Goal of the exercise
Give all of the lines again exactly as they read.

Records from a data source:
+ + + +
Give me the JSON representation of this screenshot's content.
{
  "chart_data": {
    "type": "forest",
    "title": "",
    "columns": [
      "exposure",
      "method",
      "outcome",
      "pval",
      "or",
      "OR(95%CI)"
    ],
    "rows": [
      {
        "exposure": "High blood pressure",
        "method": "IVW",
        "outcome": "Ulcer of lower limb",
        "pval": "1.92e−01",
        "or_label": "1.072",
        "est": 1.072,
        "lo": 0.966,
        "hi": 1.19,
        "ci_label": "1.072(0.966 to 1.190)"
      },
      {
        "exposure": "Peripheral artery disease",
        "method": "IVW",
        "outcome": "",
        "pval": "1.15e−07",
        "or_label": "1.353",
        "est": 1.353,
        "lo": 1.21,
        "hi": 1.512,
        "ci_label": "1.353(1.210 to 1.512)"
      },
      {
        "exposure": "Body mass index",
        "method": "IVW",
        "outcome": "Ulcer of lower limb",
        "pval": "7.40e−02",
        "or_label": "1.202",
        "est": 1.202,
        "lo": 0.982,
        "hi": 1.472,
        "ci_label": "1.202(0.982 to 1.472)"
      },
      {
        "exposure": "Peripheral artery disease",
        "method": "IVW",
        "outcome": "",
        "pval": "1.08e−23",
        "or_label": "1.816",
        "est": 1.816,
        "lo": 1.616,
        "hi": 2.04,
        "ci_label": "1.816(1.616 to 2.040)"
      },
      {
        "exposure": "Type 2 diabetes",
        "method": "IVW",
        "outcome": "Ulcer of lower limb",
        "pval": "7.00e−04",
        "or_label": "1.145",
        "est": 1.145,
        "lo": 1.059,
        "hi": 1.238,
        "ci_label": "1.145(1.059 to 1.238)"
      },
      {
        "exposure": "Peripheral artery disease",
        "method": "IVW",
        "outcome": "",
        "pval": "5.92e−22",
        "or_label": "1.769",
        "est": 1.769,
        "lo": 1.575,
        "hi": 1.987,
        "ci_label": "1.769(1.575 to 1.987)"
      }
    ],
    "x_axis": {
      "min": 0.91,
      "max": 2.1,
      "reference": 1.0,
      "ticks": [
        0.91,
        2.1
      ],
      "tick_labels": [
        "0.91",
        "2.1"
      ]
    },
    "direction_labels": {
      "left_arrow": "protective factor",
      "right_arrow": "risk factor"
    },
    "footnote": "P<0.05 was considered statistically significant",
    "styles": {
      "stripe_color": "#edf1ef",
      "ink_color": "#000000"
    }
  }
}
+ + + +
Final result
Give me the JSON representation of this screenshot's content.
{
  "chart_data": {
    "type": "forest",
    "title": "",
    "columns": [
      "exposure",
      "method",
      "outcome",
      "pval",
      "or",
      "OR(95%CI)"
    ],
    "rows": [
      {
        "exposure": "High blood pressure",
        "method": "IVW",
        "outcome": "Ulcer of lower limb",
        "pval": "1.92e−01",
        "or_label": "1.072",
        "est": 1.072,
        "lo": 0.966,
        "hi": 1.19,
        "ci_label": "1.072(0.966 to 1.190)"
      },
      {
        "exposure": "Peripheral artery disease",
        "method": "IVW",
        "outcome": "",
        "pval": "1.15e−07",
        "or_label": "1.353",
        "est": 1.353,
        "lo": 1.21,
        "hi": 1.512,
        "ci_label": "1.353(1.210 to 1.512)"
      },
      {
        "exposure": "Body mass index",
        "method": "IVW",
        "outcome": "Ulcer of lower limb",
        "pval": "7.40e−02",
        "or_label": "1.202",
        "est": 1.202,
        "lo": 0.982,
        "hi": 1.472,
        "ci_label": "1.202(0.982 to 1.472)"
      },
      {
        "exposure": "Peripheral artery disease",
        "method": "IVW",
        "outcome": "",
        "pval": "1.08e−23",
        "or_label": "1.816",
        "est": 1.816,
        "lo": 1.616,
        "hi": 2.04,
        "ci_label": "1.816(1.616 to 2.040)"
      },
      {
        "exposure": "Type 2 diabetes",
        "method": "IVW",
        "outcome": "Ulcer of lower limb",
        "pval": "7.00e−04",
        "or_label": "1.145",
        "est": 1.145,
        "lo": 1.059,
        "hi": 1.238,
        "ci_label": "1.145(1.059 to 1.238)"
      },
      {
        "exposure": "Peripheral artery disease",
        "method": "IVW",
        "outcome": "",
        "pval": "5.92e−22",
        "or_label": "1.769",
        "est": 1.769,
        "lo": 1.575,
        "hi": 1.987,
        "ci_label": "1.769(1.575 to 1.987)"
      }
    ],
    "x_axis": {
      "min": 0.91,
      "max": 2.1,
      "reference": 1.0,
      "ticks": [
        0.91,
        2.1
      ],
      "tick_labels": [
        "0.91",
        "2.1"
      ]
    },
    "direction_labels": {
      "left_arrow": "protective factor",
      "right_arrow": "risk factor"
    },
    "footnote": "P<0.05 was considered statistically significant",
    "styles": {
      "stripe_color": "#edf1ef",
      "ink_color": "#000000"
    }
  }
}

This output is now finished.